Search the records for the word "extended" and pick out every line that has it.

-- START OF Data --

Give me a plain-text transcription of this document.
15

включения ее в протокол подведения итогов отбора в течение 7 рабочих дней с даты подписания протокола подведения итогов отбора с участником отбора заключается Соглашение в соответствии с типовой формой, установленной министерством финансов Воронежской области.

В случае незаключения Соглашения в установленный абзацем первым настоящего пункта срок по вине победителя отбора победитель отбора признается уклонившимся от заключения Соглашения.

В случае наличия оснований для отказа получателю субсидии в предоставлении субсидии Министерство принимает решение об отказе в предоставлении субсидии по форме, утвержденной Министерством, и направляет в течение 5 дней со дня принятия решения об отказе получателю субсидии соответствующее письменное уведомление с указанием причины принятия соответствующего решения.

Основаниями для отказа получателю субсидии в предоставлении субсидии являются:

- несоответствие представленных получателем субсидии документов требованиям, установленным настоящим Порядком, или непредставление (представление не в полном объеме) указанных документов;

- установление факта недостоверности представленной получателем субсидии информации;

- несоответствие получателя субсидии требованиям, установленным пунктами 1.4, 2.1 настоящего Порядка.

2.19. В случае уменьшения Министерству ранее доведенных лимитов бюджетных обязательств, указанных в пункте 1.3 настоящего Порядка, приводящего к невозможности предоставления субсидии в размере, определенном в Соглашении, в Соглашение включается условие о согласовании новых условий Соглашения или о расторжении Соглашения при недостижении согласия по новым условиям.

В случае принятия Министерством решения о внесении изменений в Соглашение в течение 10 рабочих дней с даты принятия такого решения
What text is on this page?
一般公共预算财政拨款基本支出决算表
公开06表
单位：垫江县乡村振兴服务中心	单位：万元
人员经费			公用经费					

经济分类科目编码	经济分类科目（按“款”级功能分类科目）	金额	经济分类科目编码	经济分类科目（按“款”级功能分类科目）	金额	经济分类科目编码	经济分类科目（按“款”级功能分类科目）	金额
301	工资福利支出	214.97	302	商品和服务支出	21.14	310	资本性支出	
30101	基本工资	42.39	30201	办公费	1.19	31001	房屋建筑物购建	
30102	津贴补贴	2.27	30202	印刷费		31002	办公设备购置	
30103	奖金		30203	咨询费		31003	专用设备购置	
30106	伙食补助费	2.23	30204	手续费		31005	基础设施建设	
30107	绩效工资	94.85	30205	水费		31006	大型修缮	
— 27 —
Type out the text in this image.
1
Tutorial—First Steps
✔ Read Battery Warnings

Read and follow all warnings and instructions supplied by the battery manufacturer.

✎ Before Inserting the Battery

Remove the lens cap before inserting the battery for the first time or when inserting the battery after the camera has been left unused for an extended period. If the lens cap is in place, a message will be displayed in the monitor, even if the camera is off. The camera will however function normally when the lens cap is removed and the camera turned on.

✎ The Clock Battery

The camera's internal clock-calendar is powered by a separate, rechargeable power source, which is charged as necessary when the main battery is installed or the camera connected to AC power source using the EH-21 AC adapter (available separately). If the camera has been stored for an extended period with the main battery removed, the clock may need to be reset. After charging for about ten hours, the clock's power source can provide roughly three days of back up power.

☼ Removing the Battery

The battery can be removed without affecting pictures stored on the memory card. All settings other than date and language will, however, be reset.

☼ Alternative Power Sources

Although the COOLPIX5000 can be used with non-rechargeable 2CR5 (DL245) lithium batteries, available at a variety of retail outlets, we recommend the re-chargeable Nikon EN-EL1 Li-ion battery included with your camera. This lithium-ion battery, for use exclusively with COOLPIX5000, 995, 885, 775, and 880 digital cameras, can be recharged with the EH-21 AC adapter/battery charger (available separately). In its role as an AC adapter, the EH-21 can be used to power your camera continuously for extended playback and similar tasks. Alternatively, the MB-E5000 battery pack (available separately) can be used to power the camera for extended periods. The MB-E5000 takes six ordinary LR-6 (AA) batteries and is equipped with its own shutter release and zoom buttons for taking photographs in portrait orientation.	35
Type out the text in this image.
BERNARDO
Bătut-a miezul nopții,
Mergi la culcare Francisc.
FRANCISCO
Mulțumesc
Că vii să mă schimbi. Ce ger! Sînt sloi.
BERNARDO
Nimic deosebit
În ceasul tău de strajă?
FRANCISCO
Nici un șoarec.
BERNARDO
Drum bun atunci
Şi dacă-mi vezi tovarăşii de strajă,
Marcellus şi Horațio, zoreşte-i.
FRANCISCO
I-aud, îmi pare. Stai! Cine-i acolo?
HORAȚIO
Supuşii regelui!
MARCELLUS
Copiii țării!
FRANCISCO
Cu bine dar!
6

-- END OF Data --

» Right answer:
Remove the lens cap before inserting the battery for the first time or when inserting the battery after the camera has been left unused for an extended period. If the lens cap is in place, a message will be displayed in the monitor, even if the camera is off. The camera will however function normally when the lens cap is removed and the camera turned on.
The camera's internal clock-calendar is powered by a separate, rechargeable power source, which is charged as necessary when the main battery is installed or the camera connected to AC power source using the EH-21 AC adapter (available separately). If the camera has been stored for an extended period with the main battery removed, the clock may need to be reset. After charging for about ten hours, the clock's power source can provide roughly three days of back up power.
Although the COOLPIX5000 can be used with non-rechargeable 2CR5 (DL245) lithium batteries, available at a variety of retail outlets, we recommend the re-chargeable Nikon EN-EL1 Li-ion battery included with your camera. This lithium-ion battery, for use exclusively with COOLPIX5000, 995, 885, 775, and 880 digital cameras, can be recharged with the EH-21 AC adapter/battery charger (available separately). In its role as an AC adapter, the EH-21 can be used to power your camera continuously for extended playback and similar tasks. Alternatively, the MB-E5000 battery pack (available separately) can be used to power the camera for extended periods. The MB-E5000 takes six ordinary LR-6 (AA) batteries and is equipped with its own shutter release and zoom buttons for taking photographs in portrait orientation.	35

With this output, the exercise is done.